### DIRECTION
Only lines holding the string "values" are wanted; copy each one from the material.

···

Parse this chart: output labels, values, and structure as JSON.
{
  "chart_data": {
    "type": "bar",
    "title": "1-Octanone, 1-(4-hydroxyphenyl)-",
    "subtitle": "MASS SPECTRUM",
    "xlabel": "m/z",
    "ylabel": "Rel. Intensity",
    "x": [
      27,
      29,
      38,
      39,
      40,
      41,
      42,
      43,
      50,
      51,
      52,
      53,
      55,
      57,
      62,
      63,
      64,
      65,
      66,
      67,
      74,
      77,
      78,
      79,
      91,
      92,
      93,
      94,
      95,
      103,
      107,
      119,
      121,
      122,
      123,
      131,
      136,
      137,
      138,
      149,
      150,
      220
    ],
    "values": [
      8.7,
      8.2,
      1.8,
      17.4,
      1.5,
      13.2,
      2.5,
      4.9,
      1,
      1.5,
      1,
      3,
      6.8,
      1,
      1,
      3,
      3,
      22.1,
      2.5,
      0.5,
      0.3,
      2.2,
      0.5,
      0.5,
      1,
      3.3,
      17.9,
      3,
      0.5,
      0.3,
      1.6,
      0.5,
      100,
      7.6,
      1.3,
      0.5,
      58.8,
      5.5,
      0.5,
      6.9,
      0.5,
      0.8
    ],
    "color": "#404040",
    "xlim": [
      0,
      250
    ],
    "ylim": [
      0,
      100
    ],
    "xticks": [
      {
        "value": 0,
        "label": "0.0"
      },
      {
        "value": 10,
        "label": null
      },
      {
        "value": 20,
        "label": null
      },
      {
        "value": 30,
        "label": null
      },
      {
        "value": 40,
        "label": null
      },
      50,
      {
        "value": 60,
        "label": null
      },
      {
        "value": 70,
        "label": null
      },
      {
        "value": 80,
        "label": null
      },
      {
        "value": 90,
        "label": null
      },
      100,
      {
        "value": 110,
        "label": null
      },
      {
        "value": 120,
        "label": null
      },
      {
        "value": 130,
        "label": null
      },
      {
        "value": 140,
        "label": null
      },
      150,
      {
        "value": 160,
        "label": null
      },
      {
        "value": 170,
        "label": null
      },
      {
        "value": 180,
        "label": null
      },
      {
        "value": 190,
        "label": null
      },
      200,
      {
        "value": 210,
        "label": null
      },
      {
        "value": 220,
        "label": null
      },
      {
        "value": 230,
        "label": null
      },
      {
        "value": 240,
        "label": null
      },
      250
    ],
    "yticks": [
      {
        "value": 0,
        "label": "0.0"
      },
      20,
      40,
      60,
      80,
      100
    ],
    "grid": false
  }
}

···

### EXERCISE SOLUTION
Parse this chart: output labels, values, and structure as JSON.
    "values": [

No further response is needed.